(Prompt):
Take the entries below and print all of them exactly, please.

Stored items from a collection
=-=-=

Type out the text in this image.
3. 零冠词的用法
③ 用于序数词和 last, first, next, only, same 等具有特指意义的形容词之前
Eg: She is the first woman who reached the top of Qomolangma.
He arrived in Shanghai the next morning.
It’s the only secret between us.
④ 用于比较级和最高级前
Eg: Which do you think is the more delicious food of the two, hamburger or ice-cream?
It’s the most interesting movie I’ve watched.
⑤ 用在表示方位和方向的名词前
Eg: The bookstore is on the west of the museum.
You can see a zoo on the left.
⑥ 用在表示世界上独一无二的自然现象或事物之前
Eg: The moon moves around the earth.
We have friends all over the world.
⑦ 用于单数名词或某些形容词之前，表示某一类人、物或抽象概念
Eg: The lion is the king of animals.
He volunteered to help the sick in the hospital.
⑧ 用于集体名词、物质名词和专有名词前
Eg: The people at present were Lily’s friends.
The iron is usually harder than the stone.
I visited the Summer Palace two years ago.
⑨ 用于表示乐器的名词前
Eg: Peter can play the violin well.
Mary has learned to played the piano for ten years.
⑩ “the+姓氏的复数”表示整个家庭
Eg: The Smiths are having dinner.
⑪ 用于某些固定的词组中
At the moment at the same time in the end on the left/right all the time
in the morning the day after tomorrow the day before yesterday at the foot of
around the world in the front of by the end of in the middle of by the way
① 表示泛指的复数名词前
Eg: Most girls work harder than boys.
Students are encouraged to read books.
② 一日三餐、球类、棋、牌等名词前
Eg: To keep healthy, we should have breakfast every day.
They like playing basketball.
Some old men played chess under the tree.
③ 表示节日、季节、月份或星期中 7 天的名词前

=-=-=

(The completed task):
Type out the text in this image.
3. 零冠词的用法
③ 用于序数词和 last, first, next, only, same 等具有特指意义的形容词之前
Eg: She is the first woman who reached the top of Qomolangma.
He arrived in Shanghai the next morning.
It’s the only secret between us.
④ 用于比较级和最高级前
Eg: Which do you think is the more delicious food of the two, hamburger or ice-cream?
It’s the most interesting movie I’ve watched.
⑤ 用在表示方位和方向的名词前
Eg: The bookstore is on the west of the museum.
You can see a zoo on the left.
⑥ 用在表示世界上独一无二的自然现象或事物之前
Eg: The moon moves around the earth.
We have friends all over the world.
⑦ 用于单数名词或某些形容词之前，表示某一类人、物或抽象概念
Eg: The lion is the king of animals.
He volunteered to help the sick in the hospital.
⑧ 用于集体名词、物质名词和专有名词前
Eg: The people at present were Lily’s friends.
The iron is usually harder than the stone.
I visited the Summer Palace two years ago.
⑨ 用于表示乐器的名词前
Eg: Peter can play the violin well.
Mary has learned to played the piano for ten years.
⑩ “the+姓氏的复数”表示整个家庭
Eg: The Smiths are having dinner.
⑪ 用于某些固定的词组中
At the moment at the same time in the end on the left/right all the time
in the morning the day after tomorrow the day before yesterday at the foot of
around the world in the front of by the end of in the middle of by the way
① 表示泛指的复数名词前
Eg: Most girls work harder than boys.
Students are encouraged to read books.
② 一日三餐、球类、棋、牌等名词前
Eg: To keep healthy, we should have breakfast every day.
They like playing basketball.
Some old men played chess under the tree.
③ 表示节日、季节、月份或星期中 7 天的名词前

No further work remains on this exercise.